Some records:
>>>>
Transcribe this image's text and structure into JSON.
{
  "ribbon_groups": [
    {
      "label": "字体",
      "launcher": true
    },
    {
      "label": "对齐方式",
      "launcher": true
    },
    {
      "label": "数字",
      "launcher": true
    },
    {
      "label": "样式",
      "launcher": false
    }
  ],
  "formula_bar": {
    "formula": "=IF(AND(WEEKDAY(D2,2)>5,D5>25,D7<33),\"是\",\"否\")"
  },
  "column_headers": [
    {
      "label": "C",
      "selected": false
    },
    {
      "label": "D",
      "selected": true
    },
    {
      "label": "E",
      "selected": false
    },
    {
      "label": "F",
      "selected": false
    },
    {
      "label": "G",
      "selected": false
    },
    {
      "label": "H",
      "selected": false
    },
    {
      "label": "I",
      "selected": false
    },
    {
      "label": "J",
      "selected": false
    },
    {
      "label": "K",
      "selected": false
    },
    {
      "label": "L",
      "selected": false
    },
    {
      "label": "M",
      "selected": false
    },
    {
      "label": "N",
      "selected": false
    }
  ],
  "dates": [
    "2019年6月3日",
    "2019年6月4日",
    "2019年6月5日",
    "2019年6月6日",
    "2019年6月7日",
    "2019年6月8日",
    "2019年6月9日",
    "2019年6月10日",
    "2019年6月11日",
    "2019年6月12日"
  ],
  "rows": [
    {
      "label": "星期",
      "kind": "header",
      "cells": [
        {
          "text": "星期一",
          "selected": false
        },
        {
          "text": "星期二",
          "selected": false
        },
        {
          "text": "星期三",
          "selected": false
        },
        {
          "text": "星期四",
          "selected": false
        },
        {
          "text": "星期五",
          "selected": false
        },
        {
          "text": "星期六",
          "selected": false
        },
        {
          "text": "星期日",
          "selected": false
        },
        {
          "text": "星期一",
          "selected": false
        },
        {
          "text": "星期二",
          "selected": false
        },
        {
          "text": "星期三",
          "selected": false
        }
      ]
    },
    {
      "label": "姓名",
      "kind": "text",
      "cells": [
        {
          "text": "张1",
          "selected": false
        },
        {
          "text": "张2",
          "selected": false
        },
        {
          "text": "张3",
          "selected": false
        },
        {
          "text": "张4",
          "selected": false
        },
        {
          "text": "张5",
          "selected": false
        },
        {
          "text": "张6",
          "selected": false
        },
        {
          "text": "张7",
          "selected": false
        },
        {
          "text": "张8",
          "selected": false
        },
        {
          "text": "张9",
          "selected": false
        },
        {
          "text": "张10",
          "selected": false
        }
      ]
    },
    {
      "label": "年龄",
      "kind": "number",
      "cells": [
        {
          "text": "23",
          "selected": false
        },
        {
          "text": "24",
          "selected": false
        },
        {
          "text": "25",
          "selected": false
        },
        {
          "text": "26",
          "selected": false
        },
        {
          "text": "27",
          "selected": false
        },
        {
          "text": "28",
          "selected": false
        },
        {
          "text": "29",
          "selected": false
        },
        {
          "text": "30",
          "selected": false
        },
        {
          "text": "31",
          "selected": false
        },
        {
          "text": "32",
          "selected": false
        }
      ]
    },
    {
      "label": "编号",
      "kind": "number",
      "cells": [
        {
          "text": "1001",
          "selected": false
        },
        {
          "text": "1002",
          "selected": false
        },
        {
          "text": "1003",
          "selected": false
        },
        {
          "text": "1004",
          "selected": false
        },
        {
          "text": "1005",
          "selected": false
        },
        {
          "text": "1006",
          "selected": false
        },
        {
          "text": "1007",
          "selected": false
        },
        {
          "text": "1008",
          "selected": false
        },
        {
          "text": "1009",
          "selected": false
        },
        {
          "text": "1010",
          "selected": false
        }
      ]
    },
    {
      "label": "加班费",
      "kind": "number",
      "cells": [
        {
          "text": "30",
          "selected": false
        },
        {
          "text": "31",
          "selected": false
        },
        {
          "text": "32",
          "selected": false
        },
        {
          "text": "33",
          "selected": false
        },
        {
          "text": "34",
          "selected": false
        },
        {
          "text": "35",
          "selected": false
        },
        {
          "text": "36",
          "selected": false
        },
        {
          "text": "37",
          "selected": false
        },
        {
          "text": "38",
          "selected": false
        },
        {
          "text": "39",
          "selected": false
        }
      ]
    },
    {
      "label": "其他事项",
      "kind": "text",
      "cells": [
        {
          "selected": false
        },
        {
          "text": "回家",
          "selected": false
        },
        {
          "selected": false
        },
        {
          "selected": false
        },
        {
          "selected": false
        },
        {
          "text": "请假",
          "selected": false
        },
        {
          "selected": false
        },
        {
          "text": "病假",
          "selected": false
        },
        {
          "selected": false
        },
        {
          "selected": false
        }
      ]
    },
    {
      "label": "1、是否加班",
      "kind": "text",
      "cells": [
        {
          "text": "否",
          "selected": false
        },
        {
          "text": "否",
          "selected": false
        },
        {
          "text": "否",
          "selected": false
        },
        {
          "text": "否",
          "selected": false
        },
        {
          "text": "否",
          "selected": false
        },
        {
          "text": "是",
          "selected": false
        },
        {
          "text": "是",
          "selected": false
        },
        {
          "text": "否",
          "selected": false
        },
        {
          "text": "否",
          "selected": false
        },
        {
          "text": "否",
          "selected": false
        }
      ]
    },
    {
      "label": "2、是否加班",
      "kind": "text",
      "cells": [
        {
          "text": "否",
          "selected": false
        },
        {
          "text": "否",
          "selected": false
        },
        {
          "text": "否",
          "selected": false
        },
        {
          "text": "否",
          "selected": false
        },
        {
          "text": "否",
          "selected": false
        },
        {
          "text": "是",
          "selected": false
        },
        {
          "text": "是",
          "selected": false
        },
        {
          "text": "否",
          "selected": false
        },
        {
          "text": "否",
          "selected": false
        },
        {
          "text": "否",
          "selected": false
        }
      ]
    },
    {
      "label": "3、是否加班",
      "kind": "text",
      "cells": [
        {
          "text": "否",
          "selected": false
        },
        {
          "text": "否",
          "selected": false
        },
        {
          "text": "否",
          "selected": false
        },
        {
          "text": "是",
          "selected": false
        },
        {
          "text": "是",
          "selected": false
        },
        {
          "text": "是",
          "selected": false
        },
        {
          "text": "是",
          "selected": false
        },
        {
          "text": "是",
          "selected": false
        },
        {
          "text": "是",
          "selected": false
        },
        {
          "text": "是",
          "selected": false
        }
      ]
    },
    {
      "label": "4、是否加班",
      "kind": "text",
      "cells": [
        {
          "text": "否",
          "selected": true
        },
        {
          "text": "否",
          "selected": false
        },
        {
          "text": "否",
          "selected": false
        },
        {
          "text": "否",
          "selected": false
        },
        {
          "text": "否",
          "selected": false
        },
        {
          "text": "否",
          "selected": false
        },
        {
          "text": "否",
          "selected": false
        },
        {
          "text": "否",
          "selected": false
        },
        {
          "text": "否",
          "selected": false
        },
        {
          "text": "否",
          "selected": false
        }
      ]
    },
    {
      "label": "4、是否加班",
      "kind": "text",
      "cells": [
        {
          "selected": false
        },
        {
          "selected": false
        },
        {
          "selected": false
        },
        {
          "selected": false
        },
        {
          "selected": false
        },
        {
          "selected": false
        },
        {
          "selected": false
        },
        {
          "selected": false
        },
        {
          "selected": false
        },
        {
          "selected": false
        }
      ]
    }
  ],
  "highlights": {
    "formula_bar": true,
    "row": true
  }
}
<<<<
▶ WRITTEN REQUEST
Gather each line in the entries above where the string "是否加班" is found.

▶ SOLUTION FOR THIS TASK
      "label": "1、是否加班",
      "label": "2、是否加班",
      "label": "3、是否加班",
      "label": "4、是否加班",
      "label": "4、是否加班",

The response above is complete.